━━ Records for this exercise
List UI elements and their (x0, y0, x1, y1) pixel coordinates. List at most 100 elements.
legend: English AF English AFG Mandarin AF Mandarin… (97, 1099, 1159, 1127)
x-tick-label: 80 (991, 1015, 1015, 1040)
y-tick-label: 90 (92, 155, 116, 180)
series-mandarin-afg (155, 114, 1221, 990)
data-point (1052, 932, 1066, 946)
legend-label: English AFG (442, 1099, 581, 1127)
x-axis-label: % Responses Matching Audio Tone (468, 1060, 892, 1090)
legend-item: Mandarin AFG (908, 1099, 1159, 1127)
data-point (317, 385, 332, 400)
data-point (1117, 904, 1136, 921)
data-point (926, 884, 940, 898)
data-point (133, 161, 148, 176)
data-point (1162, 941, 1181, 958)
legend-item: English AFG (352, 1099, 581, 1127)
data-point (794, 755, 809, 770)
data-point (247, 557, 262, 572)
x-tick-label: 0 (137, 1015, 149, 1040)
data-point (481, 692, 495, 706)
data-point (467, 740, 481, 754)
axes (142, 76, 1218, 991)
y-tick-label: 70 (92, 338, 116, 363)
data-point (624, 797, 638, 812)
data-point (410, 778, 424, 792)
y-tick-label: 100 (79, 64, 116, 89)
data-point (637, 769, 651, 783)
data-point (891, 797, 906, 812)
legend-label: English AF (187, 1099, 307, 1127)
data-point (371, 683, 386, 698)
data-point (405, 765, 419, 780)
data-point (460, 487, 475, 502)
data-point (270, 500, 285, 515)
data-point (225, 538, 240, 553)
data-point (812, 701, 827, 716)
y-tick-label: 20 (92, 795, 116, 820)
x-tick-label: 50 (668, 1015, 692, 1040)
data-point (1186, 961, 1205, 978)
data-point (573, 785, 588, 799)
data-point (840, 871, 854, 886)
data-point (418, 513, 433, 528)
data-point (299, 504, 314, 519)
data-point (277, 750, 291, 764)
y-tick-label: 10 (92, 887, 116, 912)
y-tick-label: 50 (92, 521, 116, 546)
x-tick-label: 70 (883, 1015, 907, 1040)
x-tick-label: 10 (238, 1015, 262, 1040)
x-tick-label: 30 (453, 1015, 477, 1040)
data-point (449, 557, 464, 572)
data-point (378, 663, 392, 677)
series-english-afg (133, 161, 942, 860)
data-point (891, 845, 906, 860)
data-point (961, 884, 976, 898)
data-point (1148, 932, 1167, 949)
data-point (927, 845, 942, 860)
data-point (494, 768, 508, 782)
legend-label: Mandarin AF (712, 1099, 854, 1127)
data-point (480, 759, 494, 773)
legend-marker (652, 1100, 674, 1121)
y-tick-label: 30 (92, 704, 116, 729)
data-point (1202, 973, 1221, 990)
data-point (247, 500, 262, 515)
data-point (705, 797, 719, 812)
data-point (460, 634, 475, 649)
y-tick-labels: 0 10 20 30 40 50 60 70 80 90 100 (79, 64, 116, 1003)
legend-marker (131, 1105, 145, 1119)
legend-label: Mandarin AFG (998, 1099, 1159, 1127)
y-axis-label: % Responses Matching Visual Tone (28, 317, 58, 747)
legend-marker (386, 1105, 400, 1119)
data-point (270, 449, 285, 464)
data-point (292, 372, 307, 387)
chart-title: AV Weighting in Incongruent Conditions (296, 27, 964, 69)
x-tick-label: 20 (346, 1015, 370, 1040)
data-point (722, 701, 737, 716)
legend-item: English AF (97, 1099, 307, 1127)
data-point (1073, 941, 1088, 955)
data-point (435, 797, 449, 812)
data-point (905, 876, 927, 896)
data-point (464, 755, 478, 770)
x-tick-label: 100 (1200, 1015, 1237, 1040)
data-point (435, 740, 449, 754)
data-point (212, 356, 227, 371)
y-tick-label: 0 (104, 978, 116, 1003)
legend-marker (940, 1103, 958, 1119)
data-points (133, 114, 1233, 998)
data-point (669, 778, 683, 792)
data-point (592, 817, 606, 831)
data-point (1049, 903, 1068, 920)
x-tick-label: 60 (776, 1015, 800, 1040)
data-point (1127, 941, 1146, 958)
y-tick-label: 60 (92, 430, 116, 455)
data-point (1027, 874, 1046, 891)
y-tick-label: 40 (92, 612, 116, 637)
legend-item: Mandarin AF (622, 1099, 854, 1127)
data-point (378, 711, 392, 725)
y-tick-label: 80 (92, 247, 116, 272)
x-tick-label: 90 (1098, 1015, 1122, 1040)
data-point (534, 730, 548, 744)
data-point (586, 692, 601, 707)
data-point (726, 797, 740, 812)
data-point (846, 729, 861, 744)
━━━━
Request
Reproduce all of the material, swapping "Incongruent" for "Mismatched" and leaving everything else unchanged.

Task answer
List UI elements and their (x0, y0, x1, y1) pixel coordinates. List at most 100 elements.
legend: English AF English AFG Mandarin AF Mandarin… (97, 1099, 1159, 1127)
x-tick-label: 80 (991, 1015, 1015, 1040)
y-tick-label: 90 (92, 155, 116, 180)
series-mandarin-afg (155, 114, 1221, 990)
data-point (1052, 932, 1066, 946)
legend-label: English AFG (442, 1099, 581, 1127)
x-axis-label: % Responses Matching Audio Tone (468, 1060, 892, 1090)
legend-item: Mandarin AFG (908, 1099, 1159, 1127)
data-point (317, 385, 332, 400)
data-point (1117, 904, 1136, 921)
data-point (926, 884, 940, 898)
data-point (133, 161, 148, 176)
data-point (1162, 941, 1181, 958)
legend-item: English AFG (352, 1099, 581, 1127)
data-point (794, 755, 809, 770)
data-point (247, 557, 262, 572)
x-tick-label: 0 (137, 1015, 149, 1040)
data-point (481, 692, 495, 706)
data-point (467, 740, 481, 754)
axes (142, 76, 1218, 991)
y-tick-label: 70 (92, 338, 116, 363)
data-point (624, 797, 638, 812)
data-point (410, 778, 424, 792)
y-tick-label: 100 (79, 64, 116, 89)
data-point (637, 769, 651, 783)
data-point (891, 797, 906, 812)
legend-label: English AF (187, 1099, 307, 1127)
data-point (371, 683, 386, 698)
data-point (405, 765, 419, 780)
data-point (460, 487, 475, 502)
data-point (270, 500, 285, 515)
data-point (225, 538, 240, 553)
data-point (812, 701, 827, 716)
y-tick-label: 20 (92, 795, 116, 820)
x-tick-label: 50 (668, 1015, 692, 1040)
data-point (1186, 961, 1205, 978)
data-point (573, 785, 588, 799)
data-point (840, 871, 854, 886)
data-point (418, 513, 433, 528)
data-point (299, 504, 314, 519)
data-point (277, 750, 291, 764)
y-tick-label: 10 (92, 887, 116, 912)
y-tick-label: 50 (92, 521, 116, 546)
x-tick-label: 70 (883, 1015, 907, 1040)
x-tick-label: 10 (238, 1015, 262, 1040)
x-tick-label: 30 (453, 1015, 477, 1040)
data-point (449, 557, 464, 572)
data-point (378, 663, 392, 677)
series-english-afg (133, 161, 942, 860)
data-point (891, 845, 906, 860)
data-point (961, 884, 976, 898)
data-point (1148, 932, 1167, 949)
data-point (927, 845, 942, 860)
data-point (494, 768, 508, 782)
legend-label: Mandarin AF (712, 1099, 854, 1127)
data-point (480, 759, 494, 773)
legend-marker (652, 1100, 674, 1121)
y-tick-label: 30 (92, 704, 116, 729)
data-point (1202, 973, 1221, 990)
data-point (247, 500, 262, 515)
data-point (705, 797, 719, 812)
data-point (460, 634, 475, 649)
y-tick-labels: 0 10 20 30 40 50 60 70 80 90 100 (79, 64, 116, 1003)
legend-marker (131, 1105, 145, 1119)
legend-label: Mandarin AFG (998, 1099, 1159, 1127)
y-axis-label: % Responses Matching Visual Tone (28, 317, 58, 747)
legend-marker (386, 1105, 400, 1119)
data-point (270, 449, 285, 464)
data-point (292, 372, 307, 387)
chart-title: AV Weighting in Mismatched Conditions (296, 27, 964, 69)
x-tick-label: 20 (346, 1015, 370, 1040)
data-point (722, 701, 737, 716)
legend-item: English AF (97, 1099, 307, 1127)
data-point (1073, 941, 1088, 955)
data-point (435, 797, 449, 812)
data-point (905, 876, 927, 896)
data-point (464, 755, 478, 770)
x-tick-label: 100 (1200, 1015, 1237, 1040)
data-point (435, 740, 449, 754)
data-point (212, 356, 227, 371)
y-tick-label: 0 (104, 978, 116, 1003)
legend-marker (940, 1103, 958, 1119)
data-points (133, 114, 1233, 998)
data-point (669, 778, 683, 792)
data-point (592, 817, 606, 831)
data-point (1049, 903, 1068, 920)
x-tick-label: 60 (776, 1015, 800, 1040)
data-point (1127, 941, 1146, 958)
y-tick-label: 60 (92, 430, 116, 455)
data-point (1027, 874, 1046, 891)
y-tick-label: 40 (92, 612, 116, 637)
legend-item: Mandarin AF (622, 1099, 854, 1127)
data-point (378, 711, 392, 725)
y-tick-label: 80 (92, 247, 116, 272)
x-tick-label: 90 (1098, 1015, 1122, 1040)
data-point (534, 730, 548, 744)
data-point (586, 692, 601, 707)
data-point (726, 797, 740, 812)
data-point (846, 729, 861, 744)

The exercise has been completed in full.